(SHORT EXERCISE): Work through the records below and tally every line containing "Correo". Reply with the total alone.

►

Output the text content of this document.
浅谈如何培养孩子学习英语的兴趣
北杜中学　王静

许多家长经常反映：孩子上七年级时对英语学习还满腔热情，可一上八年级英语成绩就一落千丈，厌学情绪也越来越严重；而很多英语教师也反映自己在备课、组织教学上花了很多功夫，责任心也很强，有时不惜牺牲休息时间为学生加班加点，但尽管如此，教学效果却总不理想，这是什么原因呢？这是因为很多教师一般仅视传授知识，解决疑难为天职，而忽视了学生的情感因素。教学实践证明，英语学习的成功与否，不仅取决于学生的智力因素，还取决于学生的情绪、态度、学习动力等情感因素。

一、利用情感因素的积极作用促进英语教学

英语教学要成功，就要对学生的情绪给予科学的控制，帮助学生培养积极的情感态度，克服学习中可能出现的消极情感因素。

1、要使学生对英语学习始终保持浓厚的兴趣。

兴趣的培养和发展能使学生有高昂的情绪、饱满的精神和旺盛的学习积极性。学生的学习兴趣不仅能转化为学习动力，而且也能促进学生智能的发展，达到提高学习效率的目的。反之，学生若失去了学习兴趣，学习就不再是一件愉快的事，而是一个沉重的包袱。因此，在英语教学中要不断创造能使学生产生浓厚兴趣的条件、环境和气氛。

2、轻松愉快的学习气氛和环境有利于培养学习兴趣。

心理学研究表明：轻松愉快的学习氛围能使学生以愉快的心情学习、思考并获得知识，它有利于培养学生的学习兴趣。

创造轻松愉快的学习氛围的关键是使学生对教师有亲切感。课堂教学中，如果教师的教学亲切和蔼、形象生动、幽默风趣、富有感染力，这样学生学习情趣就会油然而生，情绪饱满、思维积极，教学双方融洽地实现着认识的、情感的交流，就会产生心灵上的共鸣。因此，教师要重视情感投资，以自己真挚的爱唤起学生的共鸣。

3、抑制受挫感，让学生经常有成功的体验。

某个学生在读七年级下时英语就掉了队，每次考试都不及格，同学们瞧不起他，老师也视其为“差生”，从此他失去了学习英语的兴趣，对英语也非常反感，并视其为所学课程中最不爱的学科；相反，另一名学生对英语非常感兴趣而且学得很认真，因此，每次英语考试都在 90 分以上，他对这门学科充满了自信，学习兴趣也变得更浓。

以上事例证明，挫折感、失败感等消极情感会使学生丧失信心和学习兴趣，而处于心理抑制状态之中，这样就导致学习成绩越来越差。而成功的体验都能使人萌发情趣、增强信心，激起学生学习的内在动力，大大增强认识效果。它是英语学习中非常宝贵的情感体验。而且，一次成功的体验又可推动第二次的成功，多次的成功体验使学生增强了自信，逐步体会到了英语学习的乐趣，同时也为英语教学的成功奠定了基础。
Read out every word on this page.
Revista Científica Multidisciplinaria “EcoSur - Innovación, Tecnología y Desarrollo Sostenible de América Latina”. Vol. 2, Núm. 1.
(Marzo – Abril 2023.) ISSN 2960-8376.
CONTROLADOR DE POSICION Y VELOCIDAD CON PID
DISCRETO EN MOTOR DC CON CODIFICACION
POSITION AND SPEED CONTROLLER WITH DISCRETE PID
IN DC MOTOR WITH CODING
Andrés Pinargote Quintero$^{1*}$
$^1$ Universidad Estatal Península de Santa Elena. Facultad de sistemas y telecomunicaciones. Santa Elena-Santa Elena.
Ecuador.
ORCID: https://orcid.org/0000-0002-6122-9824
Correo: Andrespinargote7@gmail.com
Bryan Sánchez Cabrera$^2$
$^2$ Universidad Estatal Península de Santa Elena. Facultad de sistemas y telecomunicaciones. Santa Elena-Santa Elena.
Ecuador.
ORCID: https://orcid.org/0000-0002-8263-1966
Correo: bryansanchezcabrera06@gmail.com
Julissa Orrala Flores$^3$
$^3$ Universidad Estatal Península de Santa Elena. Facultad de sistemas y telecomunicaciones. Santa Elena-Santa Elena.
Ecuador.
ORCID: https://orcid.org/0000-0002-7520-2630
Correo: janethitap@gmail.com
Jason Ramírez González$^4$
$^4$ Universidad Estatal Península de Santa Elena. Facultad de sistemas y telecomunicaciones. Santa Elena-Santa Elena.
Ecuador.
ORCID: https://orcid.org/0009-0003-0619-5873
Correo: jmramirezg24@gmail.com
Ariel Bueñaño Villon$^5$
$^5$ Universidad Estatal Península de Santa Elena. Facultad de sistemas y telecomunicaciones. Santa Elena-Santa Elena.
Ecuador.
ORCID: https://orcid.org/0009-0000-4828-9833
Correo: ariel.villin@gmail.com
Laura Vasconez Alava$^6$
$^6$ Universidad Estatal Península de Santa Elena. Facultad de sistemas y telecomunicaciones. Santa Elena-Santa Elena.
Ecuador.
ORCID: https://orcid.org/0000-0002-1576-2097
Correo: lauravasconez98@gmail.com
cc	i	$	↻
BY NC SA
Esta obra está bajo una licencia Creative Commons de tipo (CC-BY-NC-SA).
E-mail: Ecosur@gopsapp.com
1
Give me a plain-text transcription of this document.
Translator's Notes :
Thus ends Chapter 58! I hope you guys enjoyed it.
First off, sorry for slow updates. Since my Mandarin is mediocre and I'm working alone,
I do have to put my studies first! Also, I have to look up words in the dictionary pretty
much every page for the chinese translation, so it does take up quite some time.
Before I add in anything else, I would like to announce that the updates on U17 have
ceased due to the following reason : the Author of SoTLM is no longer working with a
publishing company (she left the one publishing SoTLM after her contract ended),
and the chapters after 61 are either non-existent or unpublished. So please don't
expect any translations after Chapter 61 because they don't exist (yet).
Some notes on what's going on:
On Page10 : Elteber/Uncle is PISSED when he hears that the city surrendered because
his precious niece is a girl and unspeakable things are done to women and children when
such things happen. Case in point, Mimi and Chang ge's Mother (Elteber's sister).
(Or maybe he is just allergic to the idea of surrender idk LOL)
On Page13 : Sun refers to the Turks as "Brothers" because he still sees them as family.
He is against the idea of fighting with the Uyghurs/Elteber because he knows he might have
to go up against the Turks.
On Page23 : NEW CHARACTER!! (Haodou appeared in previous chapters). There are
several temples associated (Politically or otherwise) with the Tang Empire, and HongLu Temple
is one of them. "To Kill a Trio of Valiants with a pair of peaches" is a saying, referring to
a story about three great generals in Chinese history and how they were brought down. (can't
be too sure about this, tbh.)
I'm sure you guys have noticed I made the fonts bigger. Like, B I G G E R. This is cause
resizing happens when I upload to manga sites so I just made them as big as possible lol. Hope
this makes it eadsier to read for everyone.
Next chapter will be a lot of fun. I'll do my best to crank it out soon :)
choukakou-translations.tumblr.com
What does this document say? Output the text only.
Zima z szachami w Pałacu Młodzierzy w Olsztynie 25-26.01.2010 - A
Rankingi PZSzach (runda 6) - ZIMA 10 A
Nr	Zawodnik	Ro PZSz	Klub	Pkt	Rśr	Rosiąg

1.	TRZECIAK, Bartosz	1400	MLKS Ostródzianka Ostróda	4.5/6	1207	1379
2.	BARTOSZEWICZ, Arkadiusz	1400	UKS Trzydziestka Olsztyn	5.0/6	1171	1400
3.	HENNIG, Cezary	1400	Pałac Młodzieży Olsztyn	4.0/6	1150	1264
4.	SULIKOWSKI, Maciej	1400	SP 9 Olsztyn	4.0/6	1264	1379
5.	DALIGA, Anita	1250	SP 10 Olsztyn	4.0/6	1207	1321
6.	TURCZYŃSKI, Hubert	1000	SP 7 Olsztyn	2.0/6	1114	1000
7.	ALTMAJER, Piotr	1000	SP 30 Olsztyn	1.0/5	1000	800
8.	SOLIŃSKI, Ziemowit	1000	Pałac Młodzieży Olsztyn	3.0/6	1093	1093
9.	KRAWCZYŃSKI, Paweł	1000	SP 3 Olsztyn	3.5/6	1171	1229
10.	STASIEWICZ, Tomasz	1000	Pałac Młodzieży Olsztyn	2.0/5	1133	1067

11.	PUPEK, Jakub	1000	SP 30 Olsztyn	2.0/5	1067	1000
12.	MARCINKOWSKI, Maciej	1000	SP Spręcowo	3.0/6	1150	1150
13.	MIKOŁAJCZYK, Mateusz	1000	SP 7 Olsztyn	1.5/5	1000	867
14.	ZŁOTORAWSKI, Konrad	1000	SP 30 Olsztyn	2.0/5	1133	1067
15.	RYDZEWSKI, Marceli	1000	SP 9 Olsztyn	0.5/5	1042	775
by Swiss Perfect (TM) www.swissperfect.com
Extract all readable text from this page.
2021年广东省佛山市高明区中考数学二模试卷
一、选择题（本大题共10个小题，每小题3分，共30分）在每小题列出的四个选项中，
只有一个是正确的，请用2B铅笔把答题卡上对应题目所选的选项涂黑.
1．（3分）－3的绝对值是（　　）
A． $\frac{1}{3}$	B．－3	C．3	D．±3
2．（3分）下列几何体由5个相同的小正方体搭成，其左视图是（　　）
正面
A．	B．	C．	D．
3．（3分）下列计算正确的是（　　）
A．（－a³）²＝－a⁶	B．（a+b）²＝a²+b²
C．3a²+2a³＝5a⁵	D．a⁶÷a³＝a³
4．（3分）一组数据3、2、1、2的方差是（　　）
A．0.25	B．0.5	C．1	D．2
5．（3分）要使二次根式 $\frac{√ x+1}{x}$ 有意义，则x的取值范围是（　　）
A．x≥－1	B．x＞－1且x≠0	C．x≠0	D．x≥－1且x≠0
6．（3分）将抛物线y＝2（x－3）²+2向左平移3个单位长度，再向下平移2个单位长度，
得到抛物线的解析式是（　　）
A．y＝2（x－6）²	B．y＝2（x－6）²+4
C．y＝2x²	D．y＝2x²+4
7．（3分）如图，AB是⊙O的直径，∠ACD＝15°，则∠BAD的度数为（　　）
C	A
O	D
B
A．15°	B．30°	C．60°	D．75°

◄

(COMPLETED EXERCISE): 6